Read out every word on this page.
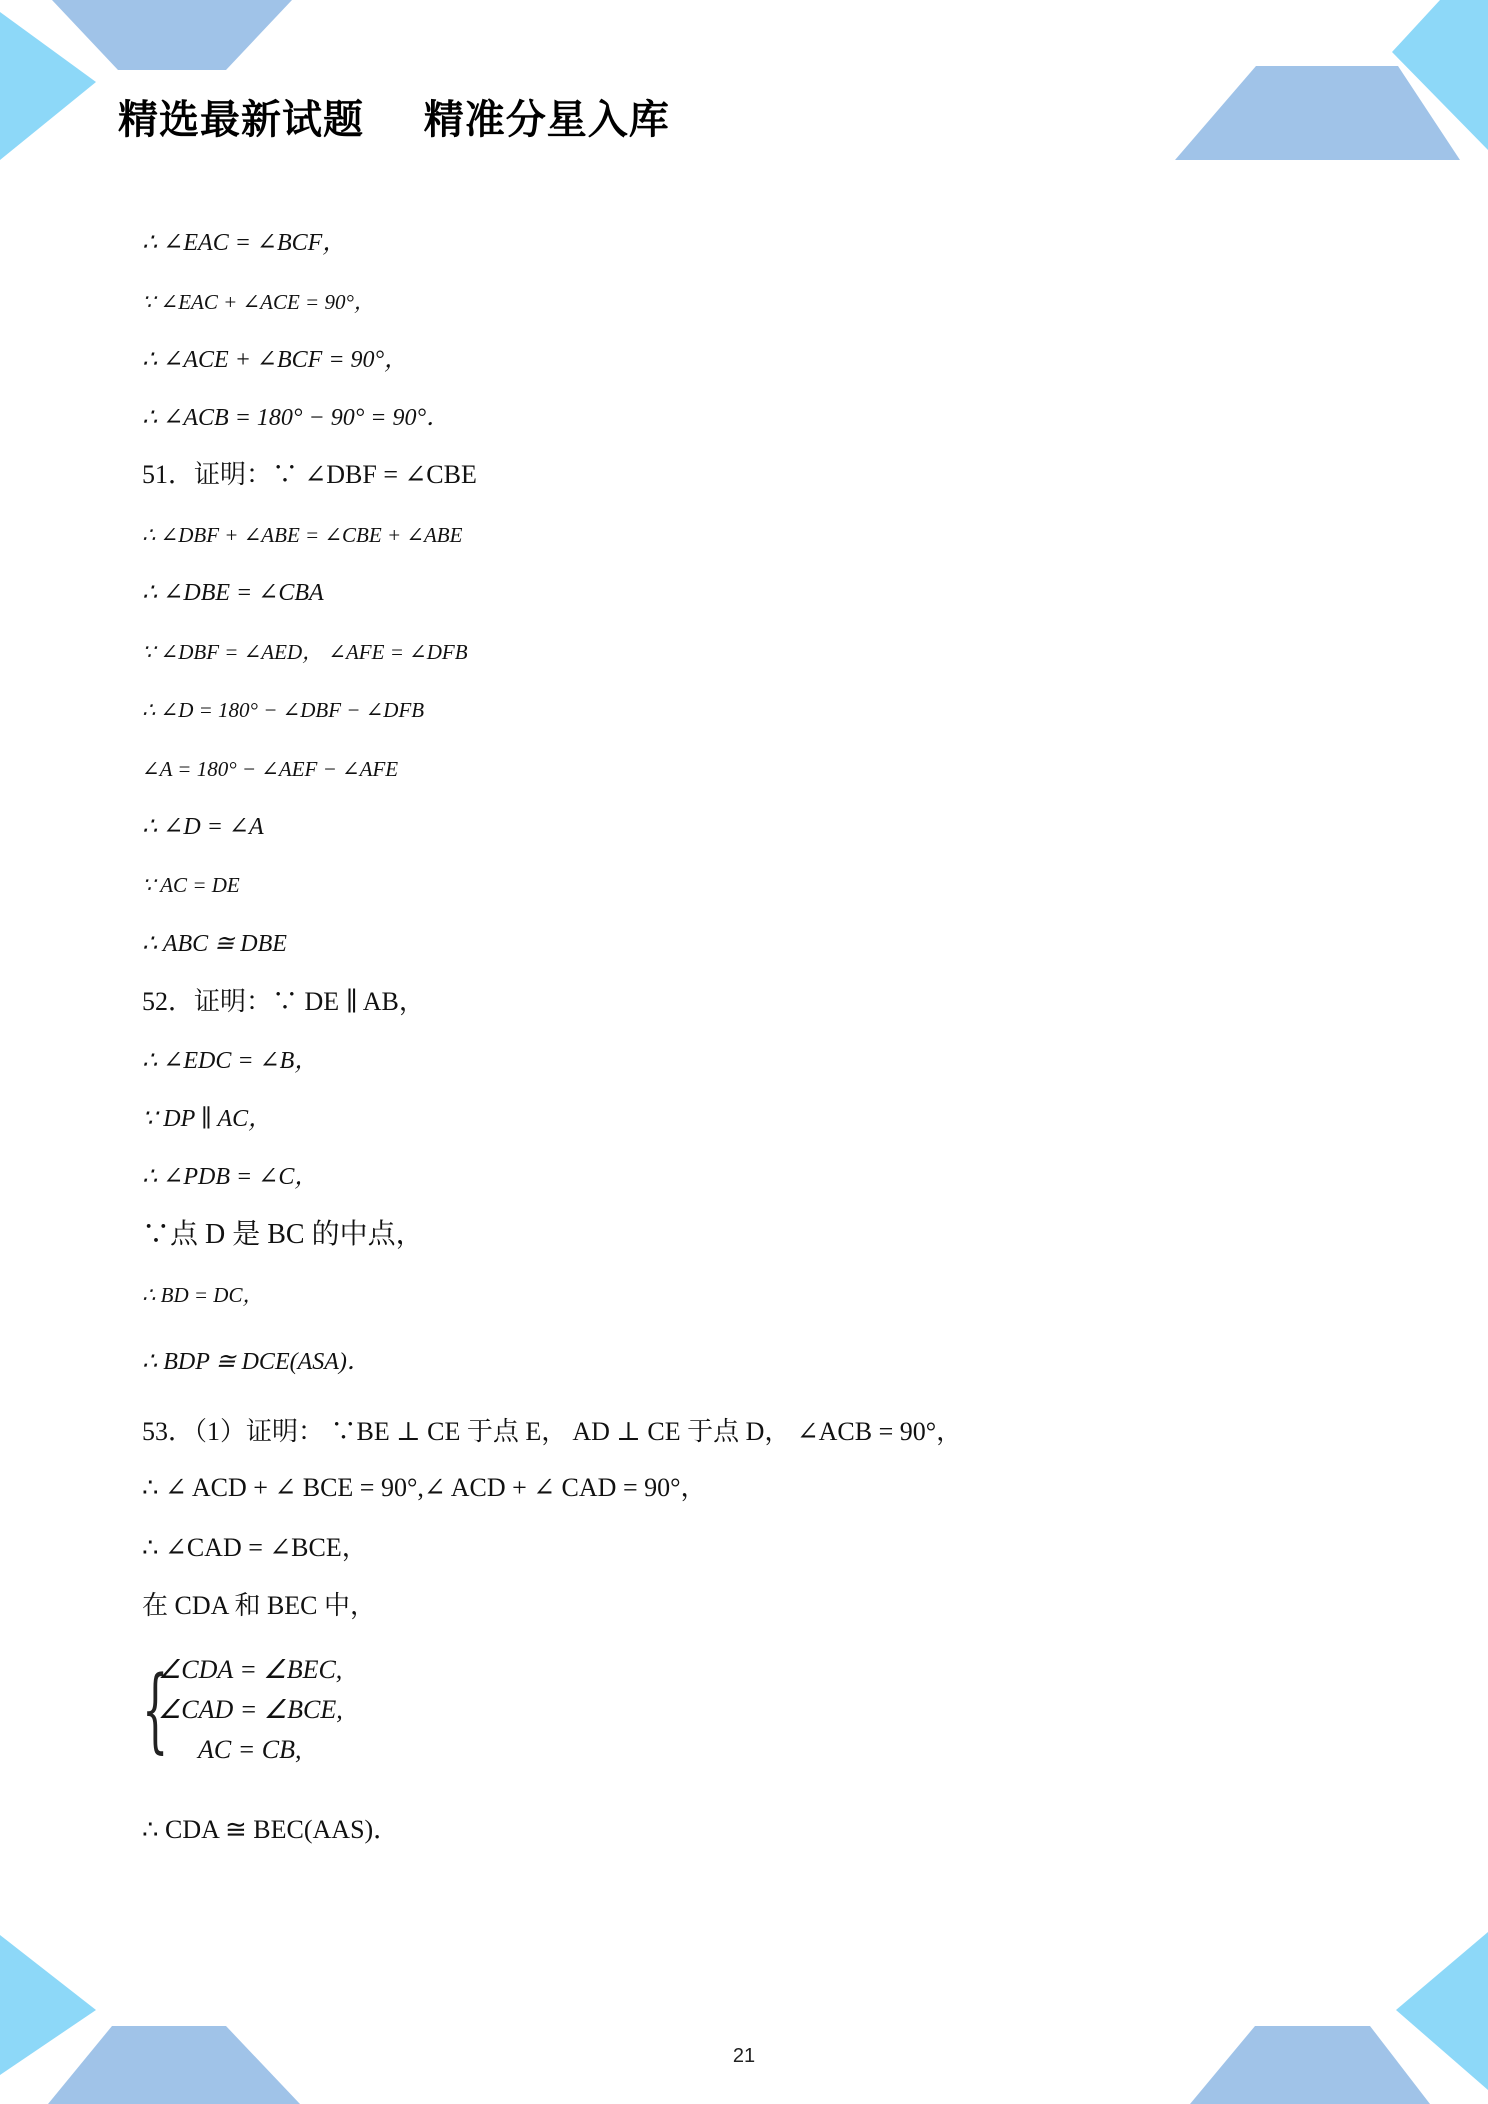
精选最新试题    精准分星入库
∴ ∠EAC = ∠BCF，
∵ ∠EAC + ∠ACE = 90°，
∴ ∠ACE + ∠BCF = 90°，
∴ ∠ACB = 180° − 90° = 90°．
51．证明：∵ ∠DBF = ∠CBE
∴ ∠DBF + ∠ABE = ∠CBE + ∠ABE
∴ ∠DBE = ∠CBA
∵ ∠DBF = ∠AED， ∠AFE = ∠DFB
∴ ∠D = 180° − ∠DBF − ∠DFB
∠A = 180° − ∠AEF − ∠AFE
∴ ∠D = ∠A
∵ AC = DE
∴ ABC ≅ DBE
52．证明：∵ DE ∥ AB，
∴ ∠EDC = ∠B，
∵ DP ∥ AC，
∴ ∠PDB = ∠C，
∵点 D 是 BC 的中点，
∴ BD = DC，
∴ BDP ≅ DCE(ASA)．
53．（1）证明： ∵BE ⊥ CE 于点 E， AD ⊥ CE 于点 D， ∠ACB = 90°，
∴ ∠ ACD + ∠ BCE = 90°,∠ ACD + ∠ CAD = 90°，
∴ ∠CAD = ∠BCE，
在 CDA 和 BEC 中，
{
∠CDA = ∠BEC,
∠CAD = ∠BCE,
AC = CB,
∴ CDA ≅ BEC(AAS)．
21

[Brief]: Omit any images, then output the listing exactly.

[Right answer]:
Read out every word on this page.
精选最新试题    精准分星入库
∴ ∠EAC = ∠BCF，
∵ ∠EAC + ∠ACE = 90°，
∴ ∠ACE + ∠BCF = 90°，
∴ ∠ACB = 180° − 90° = 90°．
51．证明：∵ ∠DBF = ∠CBE
∴ ∠DBF + ∠ABE = ∠CBE + ∠ABE
∴ ∠DBE = ∠CBA
∵ ∠DBF = ∠AED， ∠AFE = ∠DFB
∴ ∠D = 180° − ∠DBF − ∠DFB
∠A = 180° − ∠AEF − ∠AFE
∴ ∠D = ∠A
∵ AC = DE
∴ ABC ≅ DBE
52．证明：∵ DE ∥ AB，
∴ ∠EDC = ∠B，
∵ DP ∥ AC，
∴ ∠PDB = ∠C，
∵点 D 是 BC 的中点，
∴ BD = DC，
∴ BDP ≅ DCE(ASA)．
53．（1）证明： ∵BE ⊥ CE 于点 E， AD ⊥ CE 于点 D， ∠ACB = 90°，
∴ ∠ ACD + ∠ BCE = 90°,∠ ACD + ∠ CAD = 90°，
∴ ∠CAD = ∠BCE，
在 CDA 和 BEC 中，
{
∠CDA = ∠BEC,
∠CAD = ∠BCE,
AC = CB,
∴ CDA ≅ BEC(AAS)．
21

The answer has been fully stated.